● **What needs to be done**: Copy out every line in the entries below that includes "heatmap".
BEGIN Input for this task
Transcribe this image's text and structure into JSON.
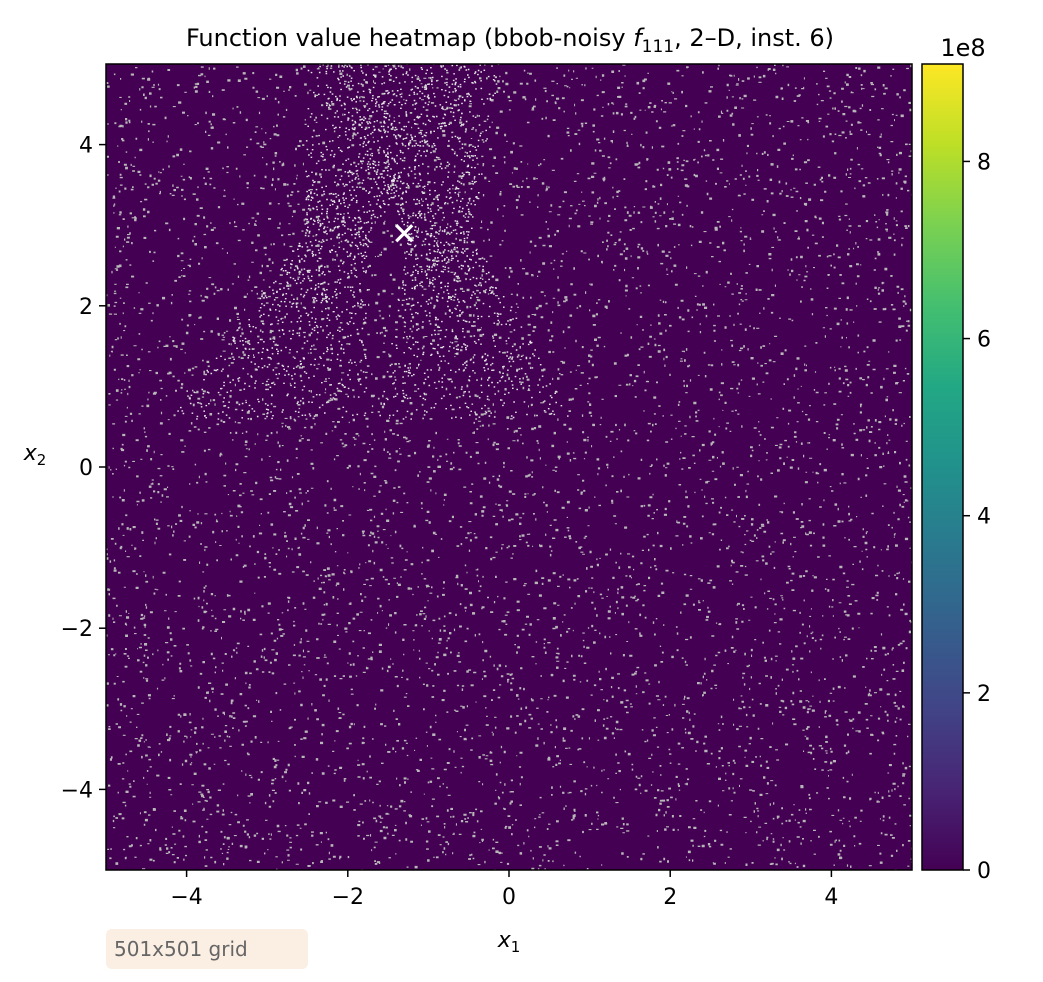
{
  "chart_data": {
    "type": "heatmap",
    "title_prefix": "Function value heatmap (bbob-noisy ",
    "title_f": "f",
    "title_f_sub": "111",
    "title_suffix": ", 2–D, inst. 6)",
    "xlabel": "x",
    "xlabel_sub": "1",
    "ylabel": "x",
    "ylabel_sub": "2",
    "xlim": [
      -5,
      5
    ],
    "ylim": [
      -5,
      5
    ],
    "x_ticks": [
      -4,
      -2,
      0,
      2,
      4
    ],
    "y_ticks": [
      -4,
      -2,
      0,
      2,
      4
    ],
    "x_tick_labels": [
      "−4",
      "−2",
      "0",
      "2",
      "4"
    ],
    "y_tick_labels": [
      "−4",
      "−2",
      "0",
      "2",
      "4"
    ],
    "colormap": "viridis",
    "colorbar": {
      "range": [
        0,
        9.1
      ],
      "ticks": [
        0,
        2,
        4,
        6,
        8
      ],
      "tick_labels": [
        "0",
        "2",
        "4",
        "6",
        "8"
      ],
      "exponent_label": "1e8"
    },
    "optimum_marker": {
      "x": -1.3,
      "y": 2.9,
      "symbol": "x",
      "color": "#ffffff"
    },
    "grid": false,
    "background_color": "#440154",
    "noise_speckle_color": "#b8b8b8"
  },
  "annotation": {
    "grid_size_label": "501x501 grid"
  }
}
END Input for this task
● **Result**:
    "type": "heatmap",
    "title_prefix": "Function value heatmap (bbob-noisy ",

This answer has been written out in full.